Problem statement:
Copy, from the entries below, each line where the word "Volet" can be found.

Data items:
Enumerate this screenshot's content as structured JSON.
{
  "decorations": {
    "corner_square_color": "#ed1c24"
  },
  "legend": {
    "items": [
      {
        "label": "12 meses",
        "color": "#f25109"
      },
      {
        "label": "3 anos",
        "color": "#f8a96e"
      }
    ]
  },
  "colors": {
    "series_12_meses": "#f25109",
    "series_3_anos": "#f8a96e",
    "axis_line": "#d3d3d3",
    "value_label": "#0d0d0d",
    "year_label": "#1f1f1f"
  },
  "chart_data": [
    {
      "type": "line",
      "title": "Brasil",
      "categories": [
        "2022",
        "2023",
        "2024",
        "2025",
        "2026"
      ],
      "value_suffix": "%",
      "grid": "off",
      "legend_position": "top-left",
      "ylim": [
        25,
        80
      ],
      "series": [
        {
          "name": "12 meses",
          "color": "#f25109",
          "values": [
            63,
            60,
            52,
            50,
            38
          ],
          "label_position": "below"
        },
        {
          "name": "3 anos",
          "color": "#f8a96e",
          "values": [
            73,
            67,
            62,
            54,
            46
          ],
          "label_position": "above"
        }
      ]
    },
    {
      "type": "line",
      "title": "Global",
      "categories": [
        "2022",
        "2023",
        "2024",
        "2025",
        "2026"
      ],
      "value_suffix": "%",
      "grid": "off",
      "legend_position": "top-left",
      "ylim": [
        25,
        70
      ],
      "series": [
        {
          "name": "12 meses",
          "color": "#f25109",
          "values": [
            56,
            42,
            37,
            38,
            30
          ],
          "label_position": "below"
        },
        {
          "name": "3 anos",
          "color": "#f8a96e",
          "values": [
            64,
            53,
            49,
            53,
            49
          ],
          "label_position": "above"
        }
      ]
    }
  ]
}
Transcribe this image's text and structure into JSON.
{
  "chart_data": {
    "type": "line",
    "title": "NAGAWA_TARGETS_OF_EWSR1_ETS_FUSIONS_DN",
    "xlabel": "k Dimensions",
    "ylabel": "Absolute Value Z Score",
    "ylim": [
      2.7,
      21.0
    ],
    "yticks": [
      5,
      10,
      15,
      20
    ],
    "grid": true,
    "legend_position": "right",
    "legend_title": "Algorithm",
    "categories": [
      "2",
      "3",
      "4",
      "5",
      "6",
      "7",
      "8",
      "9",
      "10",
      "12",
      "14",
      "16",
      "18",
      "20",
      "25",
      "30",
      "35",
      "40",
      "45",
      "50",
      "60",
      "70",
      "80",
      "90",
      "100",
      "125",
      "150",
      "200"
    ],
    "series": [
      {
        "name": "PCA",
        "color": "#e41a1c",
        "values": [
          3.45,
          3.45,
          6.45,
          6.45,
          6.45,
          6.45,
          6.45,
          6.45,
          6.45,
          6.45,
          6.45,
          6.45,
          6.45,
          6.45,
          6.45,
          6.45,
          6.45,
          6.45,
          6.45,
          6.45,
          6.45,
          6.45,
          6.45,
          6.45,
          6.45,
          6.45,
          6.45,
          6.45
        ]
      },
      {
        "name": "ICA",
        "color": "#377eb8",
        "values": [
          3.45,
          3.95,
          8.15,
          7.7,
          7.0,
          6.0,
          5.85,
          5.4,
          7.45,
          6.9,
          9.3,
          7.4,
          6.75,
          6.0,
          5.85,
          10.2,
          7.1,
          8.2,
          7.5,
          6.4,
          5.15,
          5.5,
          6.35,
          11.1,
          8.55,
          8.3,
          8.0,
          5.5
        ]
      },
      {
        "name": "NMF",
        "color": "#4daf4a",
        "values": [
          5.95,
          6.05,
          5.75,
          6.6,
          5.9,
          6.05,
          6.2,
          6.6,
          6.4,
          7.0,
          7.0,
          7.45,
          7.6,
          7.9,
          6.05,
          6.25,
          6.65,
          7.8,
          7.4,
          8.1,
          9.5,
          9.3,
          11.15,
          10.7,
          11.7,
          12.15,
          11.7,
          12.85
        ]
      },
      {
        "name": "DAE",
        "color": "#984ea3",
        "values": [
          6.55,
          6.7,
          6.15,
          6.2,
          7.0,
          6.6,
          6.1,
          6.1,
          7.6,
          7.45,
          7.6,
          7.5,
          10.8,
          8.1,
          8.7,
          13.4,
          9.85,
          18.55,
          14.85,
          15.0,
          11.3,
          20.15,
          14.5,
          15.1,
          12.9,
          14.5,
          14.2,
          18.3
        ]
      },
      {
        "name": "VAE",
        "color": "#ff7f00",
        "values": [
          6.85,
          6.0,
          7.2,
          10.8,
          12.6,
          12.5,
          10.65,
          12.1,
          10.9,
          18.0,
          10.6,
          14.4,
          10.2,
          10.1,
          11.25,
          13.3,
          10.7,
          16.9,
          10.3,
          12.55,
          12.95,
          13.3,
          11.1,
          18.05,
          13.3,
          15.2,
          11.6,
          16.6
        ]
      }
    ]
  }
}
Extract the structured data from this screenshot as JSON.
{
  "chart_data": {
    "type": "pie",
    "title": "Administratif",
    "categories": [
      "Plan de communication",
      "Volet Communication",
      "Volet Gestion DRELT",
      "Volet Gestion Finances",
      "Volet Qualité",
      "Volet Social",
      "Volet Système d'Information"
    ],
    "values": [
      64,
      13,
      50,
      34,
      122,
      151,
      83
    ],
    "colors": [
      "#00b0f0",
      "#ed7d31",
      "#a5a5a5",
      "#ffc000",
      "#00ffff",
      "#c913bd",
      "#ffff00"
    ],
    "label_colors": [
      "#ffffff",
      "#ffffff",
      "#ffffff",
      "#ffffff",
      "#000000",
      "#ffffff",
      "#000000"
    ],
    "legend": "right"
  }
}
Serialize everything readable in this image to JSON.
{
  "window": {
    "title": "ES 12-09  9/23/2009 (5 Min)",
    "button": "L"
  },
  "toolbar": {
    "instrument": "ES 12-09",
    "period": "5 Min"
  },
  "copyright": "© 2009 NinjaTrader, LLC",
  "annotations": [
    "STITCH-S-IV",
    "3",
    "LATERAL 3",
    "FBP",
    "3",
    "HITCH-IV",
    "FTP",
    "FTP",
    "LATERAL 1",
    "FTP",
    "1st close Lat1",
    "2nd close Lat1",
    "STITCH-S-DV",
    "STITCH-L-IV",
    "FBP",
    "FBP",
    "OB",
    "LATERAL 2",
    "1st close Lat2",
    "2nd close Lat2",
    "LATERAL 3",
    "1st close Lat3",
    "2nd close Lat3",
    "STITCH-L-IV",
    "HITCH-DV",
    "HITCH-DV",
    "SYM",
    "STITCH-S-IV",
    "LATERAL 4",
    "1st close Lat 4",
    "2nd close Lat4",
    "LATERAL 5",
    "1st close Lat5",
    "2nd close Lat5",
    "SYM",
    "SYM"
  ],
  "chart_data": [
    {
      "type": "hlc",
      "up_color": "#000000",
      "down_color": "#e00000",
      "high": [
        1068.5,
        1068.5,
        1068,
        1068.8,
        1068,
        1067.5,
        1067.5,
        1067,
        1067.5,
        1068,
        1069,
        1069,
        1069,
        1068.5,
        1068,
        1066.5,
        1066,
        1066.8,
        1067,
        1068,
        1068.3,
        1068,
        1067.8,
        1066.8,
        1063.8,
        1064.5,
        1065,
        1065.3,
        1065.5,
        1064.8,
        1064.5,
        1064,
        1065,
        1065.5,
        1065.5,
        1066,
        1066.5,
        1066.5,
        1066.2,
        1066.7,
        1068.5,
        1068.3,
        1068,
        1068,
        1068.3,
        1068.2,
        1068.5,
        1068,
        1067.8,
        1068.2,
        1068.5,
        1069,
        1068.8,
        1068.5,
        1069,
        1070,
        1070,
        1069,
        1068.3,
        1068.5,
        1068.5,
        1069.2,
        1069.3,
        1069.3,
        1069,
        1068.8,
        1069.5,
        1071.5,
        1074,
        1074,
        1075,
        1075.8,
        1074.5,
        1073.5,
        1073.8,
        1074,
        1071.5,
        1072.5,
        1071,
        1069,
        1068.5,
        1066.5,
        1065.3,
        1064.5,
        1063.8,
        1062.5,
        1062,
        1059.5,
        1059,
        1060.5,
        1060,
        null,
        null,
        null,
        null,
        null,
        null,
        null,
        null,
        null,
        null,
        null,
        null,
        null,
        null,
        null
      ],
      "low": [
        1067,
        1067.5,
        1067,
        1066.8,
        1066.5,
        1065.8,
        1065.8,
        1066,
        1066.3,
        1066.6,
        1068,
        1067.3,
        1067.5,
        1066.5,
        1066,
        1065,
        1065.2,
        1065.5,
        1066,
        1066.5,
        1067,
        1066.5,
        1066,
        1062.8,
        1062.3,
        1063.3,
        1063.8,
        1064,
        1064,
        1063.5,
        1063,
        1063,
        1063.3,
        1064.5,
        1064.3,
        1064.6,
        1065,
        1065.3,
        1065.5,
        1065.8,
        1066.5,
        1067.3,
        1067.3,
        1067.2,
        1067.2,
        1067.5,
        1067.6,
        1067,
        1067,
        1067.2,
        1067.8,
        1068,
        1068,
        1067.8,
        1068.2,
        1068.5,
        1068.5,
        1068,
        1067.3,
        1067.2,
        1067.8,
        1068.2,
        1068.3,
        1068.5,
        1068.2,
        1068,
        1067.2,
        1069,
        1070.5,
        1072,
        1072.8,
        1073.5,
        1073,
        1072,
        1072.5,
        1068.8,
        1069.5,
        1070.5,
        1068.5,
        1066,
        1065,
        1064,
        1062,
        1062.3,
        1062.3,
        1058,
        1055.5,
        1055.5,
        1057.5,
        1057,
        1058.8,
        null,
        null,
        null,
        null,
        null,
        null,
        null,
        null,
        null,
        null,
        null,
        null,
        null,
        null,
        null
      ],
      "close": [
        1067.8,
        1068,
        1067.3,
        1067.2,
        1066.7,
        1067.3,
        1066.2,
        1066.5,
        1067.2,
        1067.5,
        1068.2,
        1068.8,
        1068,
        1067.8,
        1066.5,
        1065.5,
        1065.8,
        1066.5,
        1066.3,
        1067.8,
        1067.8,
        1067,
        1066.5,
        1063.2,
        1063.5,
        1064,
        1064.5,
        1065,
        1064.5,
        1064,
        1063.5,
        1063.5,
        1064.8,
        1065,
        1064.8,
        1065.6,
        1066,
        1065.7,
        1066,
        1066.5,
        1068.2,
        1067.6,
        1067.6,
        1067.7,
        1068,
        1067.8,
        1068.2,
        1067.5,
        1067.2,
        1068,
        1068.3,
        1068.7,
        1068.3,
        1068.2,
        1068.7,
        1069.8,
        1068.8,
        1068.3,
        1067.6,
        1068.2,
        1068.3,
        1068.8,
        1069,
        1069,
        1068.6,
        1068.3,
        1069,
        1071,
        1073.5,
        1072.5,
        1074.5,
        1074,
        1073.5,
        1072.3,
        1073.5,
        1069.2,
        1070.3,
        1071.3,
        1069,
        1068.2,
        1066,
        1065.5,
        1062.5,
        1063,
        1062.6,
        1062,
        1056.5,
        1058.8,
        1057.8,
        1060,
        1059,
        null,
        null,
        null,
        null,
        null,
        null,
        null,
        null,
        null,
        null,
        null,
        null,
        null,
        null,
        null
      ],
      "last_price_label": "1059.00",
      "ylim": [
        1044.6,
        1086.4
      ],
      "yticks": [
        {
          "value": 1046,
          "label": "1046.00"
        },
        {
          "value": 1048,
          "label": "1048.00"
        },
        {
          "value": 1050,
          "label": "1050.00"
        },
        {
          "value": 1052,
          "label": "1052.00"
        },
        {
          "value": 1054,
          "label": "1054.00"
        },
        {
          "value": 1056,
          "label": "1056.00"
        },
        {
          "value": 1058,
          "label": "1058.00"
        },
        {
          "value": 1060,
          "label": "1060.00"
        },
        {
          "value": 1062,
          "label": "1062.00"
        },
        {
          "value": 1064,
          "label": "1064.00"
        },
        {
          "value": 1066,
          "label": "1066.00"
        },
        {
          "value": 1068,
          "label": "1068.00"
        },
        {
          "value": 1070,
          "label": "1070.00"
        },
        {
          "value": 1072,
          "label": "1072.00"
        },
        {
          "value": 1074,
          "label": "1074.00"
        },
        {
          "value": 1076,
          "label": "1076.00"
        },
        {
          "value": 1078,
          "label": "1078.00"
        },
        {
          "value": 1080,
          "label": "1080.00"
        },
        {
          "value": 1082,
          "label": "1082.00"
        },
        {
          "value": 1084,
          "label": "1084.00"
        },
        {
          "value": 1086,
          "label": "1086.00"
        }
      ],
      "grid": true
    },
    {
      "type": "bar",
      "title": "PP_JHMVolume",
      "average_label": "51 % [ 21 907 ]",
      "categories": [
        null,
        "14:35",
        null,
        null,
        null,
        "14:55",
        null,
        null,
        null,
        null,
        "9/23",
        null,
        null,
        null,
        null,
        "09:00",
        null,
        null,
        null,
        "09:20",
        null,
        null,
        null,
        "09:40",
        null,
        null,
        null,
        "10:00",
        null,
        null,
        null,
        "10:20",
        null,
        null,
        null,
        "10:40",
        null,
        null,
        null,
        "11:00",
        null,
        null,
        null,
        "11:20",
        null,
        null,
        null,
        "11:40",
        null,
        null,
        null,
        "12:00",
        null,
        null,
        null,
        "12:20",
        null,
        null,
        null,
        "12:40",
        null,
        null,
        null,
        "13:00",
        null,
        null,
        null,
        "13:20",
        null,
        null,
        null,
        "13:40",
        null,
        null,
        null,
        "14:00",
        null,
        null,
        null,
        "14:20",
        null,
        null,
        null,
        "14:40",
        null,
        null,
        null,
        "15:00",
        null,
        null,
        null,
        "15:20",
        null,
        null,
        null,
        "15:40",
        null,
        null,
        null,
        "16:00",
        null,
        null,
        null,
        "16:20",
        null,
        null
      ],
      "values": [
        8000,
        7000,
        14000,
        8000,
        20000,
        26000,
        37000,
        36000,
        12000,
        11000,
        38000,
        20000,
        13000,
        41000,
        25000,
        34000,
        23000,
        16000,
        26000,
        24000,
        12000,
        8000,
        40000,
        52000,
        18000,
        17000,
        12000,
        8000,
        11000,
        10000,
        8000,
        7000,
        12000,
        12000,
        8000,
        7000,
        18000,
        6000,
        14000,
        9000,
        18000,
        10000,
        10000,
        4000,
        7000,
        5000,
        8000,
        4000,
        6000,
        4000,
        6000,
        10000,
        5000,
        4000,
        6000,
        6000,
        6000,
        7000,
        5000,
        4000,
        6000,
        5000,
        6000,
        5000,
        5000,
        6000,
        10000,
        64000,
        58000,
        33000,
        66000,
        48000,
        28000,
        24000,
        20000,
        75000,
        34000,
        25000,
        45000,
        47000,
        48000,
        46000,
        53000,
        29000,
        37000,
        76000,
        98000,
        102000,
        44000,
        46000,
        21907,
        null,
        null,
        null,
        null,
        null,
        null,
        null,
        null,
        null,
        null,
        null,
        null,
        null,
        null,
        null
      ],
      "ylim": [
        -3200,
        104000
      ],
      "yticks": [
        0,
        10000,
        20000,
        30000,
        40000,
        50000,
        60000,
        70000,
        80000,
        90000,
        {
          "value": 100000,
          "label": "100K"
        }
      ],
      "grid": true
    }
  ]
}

Solution to this problem:
      "Volet Communication",
      "Volet Gestion DRELT",
      "Volet Gestion Finances",
      "Volet Qualité",
      "Volet Social",
      "Volet Système d'Information"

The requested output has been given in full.